## Supplied data
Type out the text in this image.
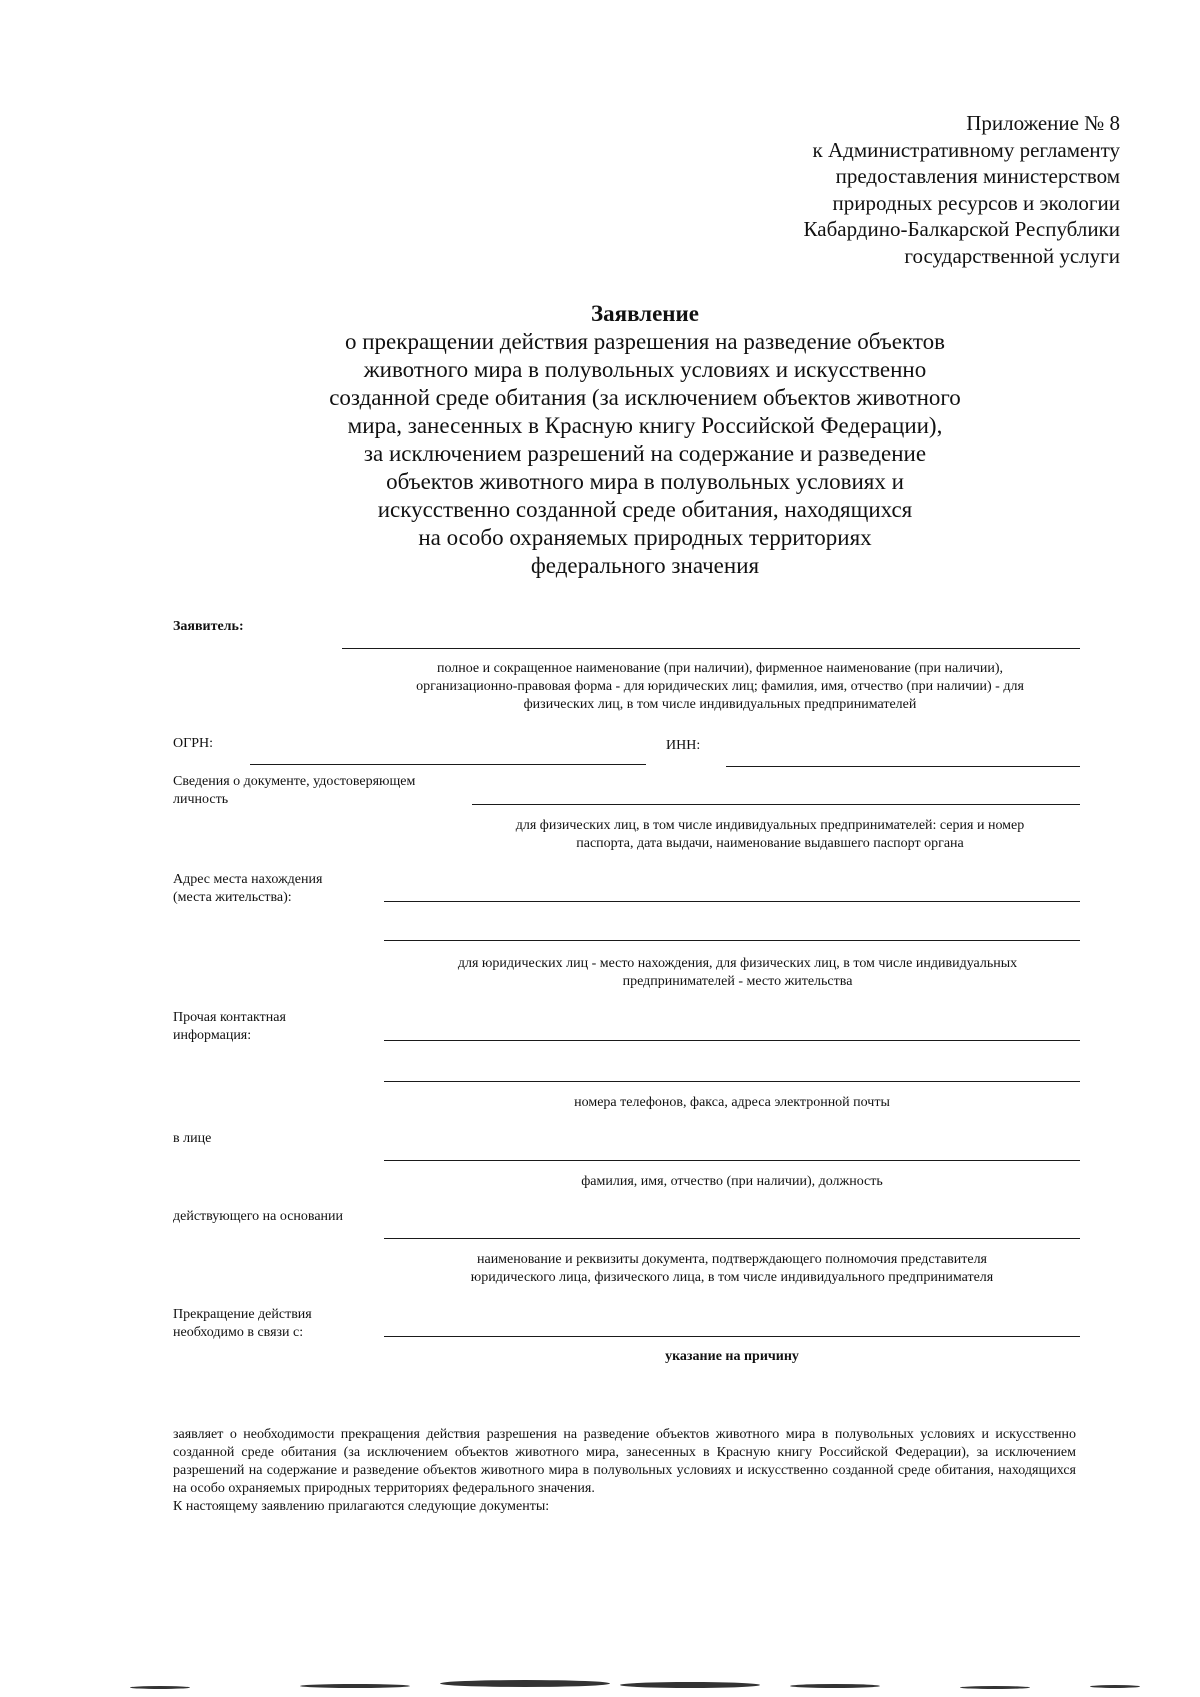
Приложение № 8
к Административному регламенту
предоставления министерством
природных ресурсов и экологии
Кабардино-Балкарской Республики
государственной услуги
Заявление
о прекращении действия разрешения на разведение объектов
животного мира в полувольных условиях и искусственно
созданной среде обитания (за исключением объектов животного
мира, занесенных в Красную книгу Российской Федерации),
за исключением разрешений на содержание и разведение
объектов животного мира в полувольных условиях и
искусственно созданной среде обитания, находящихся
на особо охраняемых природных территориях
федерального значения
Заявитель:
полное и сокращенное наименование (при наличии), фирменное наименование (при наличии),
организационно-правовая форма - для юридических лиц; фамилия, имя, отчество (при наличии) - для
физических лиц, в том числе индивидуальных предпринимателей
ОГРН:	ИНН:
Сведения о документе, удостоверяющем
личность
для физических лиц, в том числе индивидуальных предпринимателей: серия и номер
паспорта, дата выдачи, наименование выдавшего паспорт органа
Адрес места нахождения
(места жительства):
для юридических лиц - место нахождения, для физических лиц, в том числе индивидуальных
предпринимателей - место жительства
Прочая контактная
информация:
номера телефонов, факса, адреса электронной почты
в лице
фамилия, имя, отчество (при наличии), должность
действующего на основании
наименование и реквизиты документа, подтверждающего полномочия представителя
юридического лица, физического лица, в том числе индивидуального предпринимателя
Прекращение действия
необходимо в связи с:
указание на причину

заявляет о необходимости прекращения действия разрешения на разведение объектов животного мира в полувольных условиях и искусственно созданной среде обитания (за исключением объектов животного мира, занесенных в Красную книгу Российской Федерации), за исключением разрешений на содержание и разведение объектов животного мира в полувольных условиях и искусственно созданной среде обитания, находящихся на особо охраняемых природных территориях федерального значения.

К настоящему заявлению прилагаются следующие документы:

## Stated problem
Respond with the number of lines containing "место" and no additional words.

## The solution
2